Stored entries:
>>

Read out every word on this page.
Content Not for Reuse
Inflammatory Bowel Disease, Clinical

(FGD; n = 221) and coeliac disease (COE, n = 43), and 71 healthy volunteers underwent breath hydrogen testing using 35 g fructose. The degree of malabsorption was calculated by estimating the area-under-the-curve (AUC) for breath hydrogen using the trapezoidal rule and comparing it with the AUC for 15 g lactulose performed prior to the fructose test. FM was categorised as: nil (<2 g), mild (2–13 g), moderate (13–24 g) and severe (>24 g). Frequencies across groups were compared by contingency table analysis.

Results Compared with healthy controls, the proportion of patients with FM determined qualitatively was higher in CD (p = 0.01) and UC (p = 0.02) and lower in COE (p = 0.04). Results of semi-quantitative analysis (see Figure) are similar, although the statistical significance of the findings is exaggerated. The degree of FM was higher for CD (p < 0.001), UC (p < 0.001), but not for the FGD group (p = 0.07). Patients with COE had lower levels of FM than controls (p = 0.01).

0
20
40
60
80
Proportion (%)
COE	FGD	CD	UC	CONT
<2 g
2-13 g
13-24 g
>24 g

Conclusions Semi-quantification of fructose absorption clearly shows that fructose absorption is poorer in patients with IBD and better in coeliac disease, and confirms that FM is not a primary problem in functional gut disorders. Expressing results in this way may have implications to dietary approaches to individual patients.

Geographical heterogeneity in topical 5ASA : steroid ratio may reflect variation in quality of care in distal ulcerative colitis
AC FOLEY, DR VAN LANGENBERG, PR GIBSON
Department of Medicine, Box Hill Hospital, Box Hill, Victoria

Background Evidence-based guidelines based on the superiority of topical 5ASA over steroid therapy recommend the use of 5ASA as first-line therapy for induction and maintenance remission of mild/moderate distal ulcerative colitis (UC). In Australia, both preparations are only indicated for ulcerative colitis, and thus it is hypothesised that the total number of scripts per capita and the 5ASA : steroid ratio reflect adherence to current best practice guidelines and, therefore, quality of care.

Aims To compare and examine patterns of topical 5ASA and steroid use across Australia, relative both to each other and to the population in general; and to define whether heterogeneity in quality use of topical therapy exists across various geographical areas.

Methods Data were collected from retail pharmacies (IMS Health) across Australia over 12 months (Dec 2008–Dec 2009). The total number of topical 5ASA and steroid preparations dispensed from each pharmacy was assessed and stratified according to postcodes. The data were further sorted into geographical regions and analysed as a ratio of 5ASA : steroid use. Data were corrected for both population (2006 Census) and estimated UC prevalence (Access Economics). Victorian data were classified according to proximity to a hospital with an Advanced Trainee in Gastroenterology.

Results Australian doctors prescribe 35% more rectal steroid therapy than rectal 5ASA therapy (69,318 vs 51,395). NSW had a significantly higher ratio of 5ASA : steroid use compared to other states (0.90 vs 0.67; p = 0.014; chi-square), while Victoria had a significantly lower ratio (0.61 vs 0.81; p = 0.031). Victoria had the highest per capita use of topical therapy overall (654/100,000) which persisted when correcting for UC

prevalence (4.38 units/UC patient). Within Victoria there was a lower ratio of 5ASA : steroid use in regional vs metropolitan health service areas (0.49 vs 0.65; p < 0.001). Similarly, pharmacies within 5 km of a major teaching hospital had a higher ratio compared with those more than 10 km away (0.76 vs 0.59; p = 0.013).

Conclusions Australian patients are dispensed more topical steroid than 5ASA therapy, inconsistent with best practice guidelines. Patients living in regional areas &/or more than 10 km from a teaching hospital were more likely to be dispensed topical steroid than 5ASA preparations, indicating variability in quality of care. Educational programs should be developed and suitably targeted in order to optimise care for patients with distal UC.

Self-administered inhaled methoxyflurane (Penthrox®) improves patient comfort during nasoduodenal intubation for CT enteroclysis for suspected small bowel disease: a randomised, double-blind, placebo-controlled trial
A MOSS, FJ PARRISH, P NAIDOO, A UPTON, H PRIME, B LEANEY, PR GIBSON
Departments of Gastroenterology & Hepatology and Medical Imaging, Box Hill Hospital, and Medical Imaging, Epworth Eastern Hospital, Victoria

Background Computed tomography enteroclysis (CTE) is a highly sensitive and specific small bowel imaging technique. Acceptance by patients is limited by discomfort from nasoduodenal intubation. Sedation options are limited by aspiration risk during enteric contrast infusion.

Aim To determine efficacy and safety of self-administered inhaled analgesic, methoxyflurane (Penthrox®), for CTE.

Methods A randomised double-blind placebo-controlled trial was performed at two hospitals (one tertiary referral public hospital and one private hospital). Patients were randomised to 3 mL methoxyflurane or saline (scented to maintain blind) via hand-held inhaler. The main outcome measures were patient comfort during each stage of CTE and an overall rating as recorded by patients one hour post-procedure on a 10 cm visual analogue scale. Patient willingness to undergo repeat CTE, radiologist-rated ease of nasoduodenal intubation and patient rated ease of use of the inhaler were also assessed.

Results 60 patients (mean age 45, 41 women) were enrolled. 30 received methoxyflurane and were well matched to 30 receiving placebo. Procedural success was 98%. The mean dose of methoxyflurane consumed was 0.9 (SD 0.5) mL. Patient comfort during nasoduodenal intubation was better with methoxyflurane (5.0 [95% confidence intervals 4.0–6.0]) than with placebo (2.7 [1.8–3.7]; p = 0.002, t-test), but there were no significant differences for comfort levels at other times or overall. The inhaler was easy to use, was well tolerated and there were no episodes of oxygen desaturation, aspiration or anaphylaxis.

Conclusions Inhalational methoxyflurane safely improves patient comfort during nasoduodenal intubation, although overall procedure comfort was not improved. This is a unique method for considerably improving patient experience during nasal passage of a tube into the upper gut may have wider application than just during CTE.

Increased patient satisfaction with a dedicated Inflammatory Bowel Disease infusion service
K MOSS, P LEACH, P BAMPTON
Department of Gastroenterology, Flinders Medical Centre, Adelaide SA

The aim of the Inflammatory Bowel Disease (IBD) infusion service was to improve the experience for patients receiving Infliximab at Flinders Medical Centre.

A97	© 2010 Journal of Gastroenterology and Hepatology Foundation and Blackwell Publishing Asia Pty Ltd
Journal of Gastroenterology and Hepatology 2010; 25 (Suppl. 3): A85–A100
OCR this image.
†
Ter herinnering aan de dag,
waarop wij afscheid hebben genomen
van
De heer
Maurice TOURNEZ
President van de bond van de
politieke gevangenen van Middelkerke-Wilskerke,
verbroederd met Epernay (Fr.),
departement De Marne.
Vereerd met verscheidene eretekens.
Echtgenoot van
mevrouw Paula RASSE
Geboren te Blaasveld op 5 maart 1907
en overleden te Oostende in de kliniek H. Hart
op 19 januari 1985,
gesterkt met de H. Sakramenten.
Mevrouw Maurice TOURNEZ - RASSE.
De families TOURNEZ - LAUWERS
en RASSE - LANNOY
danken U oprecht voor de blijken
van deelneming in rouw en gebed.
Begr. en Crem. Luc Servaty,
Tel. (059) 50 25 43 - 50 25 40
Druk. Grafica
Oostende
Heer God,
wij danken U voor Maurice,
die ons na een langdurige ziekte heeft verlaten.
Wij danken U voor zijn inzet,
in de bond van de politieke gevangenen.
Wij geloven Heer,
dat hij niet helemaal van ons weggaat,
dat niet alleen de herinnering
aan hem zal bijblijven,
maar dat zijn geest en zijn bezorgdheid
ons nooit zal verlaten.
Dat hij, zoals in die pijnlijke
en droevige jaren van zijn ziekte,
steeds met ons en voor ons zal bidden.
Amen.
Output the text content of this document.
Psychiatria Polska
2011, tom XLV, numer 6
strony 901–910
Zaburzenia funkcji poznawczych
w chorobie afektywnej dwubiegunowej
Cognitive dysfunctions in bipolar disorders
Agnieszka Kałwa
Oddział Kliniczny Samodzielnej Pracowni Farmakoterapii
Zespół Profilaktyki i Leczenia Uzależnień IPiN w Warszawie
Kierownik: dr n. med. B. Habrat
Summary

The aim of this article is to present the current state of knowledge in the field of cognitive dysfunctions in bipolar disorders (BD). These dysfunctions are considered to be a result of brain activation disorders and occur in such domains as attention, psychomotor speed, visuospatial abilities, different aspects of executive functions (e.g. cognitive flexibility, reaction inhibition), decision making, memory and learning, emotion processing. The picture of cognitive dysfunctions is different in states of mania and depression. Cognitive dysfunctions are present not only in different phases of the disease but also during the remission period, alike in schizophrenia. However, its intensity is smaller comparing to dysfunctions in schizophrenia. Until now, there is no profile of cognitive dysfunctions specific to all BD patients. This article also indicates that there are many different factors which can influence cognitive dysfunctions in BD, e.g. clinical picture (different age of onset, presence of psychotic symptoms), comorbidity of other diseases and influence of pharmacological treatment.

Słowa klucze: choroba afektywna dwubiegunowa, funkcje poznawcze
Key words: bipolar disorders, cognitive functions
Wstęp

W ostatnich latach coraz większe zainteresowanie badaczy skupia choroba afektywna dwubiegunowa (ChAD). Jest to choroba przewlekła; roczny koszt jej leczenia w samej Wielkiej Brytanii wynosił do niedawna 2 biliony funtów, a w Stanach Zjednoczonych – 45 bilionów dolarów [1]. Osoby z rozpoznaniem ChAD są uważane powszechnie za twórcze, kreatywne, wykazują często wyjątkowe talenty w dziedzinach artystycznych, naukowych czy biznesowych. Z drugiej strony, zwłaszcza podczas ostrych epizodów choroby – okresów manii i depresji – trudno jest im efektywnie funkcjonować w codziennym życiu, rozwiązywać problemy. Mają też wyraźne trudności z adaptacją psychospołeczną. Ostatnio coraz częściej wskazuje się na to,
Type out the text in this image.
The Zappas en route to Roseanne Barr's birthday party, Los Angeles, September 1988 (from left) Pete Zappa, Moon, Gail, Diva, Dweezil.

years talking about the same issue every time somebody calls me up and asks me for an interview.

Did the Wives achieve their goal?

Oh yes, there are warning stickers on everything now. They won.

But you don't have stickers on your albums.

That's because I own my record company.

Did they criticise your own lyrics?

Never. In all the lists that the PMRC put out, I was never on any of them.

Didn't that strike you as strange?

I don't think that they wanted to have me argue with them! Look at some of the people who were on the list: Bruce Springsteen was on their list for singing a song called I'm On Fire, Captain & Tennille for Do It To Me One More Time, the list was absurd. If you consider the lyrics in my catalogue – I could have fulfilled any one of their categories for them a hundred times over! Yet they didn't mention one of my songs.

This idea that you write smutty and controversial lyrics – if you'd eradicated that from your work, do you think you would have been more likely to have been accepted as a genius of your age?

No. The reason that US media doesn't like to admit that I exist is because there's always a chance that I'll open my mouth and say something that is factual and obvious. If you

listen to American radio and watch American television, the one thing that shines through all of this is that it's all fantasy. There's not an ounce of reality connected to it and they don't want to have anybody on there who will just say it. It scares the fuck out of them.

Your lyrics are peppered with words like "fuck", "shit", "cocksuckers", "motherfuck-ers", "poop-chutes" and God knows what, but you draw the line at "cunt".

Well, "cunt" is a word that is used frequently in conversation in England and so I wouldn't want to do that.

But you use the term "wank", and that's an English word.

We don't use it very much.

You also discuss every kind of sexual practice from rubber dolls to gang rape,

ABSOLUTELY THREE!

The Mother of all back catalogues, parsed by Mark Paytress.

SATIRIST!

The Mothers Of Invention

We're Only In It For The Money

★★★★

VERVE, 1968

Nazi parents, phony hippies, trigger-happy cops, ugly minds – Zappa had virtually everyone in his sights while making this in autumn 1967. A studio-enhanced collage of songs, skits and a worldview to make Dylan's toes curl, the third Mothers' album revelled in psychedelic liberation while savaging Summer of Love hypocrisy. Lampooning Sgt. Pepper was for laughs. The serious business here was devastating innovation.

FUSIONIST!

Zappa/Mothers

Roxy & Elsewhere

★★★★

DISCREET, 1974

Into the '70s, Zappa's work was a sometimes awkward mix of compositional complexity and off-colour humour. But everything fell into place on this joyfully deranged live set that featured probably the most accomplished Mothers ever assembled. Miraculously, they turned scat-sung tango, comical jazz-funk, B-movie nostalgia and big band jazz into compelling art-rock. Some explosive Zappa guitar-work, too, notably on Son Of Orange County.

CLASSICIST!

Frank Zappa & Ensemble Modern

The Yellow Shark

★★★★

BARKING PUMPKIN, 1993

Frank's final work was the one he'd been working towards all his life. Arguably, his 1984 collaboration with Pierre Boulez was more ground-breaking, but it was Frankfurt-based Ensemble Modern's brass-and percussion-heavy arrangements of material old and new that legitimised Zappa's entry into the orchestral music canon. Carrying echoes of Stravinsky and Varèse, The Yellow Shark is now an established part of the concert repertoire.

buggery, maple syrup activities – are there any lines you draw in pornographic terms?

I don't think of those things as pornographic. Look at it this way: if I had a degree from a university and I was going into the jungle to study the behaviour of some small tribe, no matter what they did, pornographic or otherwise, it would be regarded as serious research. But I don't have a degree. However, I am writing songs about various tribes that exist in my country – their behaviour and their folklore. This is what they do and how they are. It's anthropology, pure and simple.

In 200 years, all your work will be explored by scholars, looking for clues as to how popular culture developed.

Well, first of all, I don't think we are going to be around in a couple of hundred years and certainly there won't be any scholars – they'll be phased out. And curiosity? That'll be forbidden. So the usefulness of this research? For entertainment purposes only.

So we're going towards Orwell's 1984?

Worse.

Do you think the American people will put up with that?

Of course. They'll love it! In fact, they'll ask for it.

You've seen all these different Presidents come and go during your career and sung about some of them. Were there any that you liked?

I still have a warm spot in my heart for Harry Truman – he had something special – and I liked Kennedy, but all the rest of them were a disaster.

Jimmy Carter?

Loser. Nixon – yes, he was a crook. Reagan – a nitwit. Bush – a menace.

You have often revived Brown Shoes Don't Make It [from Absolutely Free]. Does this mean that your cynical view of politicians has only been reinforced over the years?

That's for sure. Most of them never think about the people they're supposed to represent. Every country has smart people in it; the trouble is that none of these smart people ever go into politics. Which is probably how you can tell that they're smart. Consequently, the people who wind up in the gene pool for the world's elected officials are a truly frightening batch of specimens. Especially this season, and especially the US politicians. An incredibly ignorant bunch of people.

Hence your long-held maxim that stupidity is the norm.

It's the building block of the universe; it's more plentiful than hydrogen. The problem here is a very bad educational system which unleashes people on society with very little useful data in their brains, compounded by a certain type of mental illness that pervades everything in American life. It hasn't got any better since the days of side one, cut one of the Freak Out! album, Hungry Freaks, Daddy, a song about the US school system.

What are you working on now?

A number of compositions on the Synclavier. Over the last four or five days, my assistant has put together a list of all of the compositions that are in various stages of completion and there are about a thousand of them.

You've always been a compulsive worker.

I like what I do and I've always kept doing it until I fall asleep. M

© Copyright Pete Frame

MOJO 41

<<

- What the exercise asks
Where a line of the data holds "years", show that line.

- Result of the exercise
years talking about the same issue every time somebody calls me up and asks me for an interview.
In 200 years, all your work will be explored by scholars, looking for clues as to how popular culture developed.
Well, first of all, I don't think we are going to be around in a couple of hundred years and certainly there won't be any scholars – they'll be phased out. And curiosity? That'll be forbidden. So the usefulness of this research? For entertainment purposes only.
You have often revived Brown Shoes Don't Make It [from Absolutely Free]. Does this mean that your cynical view of politicians has only been reinforced over the years?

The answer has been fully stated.